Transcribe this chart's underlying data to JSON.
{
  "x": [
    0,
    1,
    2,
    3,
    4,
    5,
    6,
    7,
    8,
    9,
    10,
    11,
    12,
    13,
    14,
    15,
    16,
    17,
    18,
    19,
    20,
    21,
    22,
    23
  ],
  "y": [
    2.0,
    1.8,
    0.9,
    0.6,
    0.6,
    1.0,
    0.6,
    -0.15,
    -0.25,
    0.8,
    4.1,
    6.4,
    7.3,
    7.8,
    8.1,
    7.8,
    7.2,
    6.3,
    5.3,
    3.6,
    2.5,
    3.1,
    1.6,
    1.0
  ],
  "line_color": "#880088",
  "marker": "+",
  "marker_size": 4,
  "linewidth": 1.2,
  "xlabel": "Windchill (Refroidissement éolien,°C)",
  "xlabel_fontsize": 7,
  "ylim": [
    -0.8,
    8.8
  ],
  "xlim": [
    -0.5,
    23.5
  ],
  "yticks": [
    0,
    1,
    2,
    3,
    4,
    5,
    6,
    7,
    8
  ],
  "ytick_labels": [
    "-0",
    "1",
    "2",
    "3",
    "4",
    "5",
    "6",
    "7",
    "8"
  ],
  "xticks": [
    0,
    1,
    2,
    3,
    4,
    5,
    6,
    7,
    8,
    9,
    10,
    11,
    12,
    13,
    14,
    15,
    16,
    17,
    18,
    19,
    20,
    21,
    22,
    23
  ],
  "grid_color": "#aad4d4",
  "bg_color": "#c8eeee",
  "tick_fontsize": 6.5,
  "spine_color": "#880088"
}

-- -- --

Goal of the exercise >>
Quote every line of the data, word for word.

Response >>
Transcribe this chart's underlying data to JSON.
{
  "x": [
    0,
    1,
    2,
    3,
    4,
    5,
    6,
    7,
    8,
    9,
    10,
    11,
    12,
    13,
    14,
    15,
    16,
    17,
    18,
    19,
    20,
    21,
    22,
    23
  ],
  "y": [
    2.0,
    1.8,
    0.9,
    0.6,
    0.6,
    1.0,
    0.6,
    -0.15,
    -0.25,
    0.8,
    4.1,
    6.4,
    7.3,
    7.8,
    8.1,
    7.8,
    7.2,
    6.3,
    5.3,
    3.6,
    2.5,
    3.1,
    1.6,
    1.0
  ],
  "line_color": "#880088",
  "marker": "+",
  "marker_size": 4,
  "linewidth": 1.2,
  "xlabel": "Windchill (Refroidissement éolien,°C)",
  "xlabel_fontsize": 7,
  "ylim": [
    -0.8,
    8.8
  ],
  "xlim": [
    -0.5,
    23.5
  ],
  "yticks": [
    0,
    1,
    2,
    3,
    4,
    5,
    6,
    7,
    8
  ],
  "ytick_labels": [
    "-0",
    "1",
    "2",
    "3",
    "4",
    "5",
    "6",
    "7",
    "8"
  ],
  "xticks": [
    0,
    1,
    2,
    3,
    4,
    5,
    6,
    7,
    8,
    9,
    10,
    11,
    12,
    13,
    14,
    15,
    16,
    17,
    18,
    19,
    20,
    21,
    22,
    23
  ],
  "grid_color": "#aad4d4",
  "bg_color": "#c8eeee",
  "tick_fontsize": 6.5,
  "spine_color": "#880088"
}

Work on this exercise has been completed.